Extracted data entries
********
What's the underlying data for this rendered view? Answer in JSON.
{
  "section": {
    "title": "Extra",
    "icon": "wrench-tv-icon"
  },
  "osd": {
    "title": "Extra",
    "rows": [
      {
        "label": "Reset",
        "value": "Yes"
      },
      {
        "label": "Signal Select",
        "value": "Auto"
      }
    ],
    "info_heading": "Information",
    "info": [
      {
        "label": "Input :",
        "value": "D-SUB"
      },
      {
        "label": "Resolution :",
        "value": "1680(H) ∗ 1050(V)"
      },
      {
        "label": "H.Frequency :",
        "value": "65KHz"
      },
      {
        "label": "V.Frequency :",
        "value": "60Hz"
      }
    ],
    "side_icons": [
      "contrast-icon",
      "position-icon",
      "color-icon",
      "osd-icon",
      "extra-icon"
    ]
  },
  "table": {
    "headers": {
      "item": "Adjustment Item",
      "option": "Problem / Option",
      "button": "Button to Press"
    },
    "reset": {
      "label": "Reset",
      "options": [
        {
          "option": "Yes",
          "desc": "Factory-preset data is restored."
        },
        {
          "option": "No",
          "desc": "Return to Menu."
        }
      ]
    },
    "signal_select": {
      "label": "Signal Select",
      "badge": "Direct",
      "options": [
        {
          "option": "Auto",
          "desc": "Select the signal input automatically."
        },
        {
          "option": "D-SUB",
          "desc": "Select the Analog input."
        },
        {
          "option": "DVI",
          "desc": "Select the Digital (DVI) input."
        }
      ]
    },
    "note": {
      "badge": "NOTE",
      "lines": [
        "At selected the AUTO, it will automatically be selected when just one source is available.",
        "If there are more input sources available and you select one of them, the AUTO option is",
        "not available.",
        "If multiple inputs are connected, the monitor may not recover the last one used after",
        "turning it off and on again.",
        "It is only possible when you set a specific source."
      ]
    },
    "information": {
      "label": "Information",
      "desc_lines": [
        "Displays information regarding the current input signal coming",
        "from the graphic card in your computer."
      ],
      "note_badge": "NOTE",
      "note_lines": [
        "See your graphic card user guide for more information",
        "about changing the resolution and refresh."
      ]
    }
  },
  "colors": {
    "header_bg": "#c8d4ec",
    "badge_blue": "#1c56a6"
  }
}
********
• [Request] Only a number is wanted: how many lines of the material above hold "when"?

• [Task solution] 2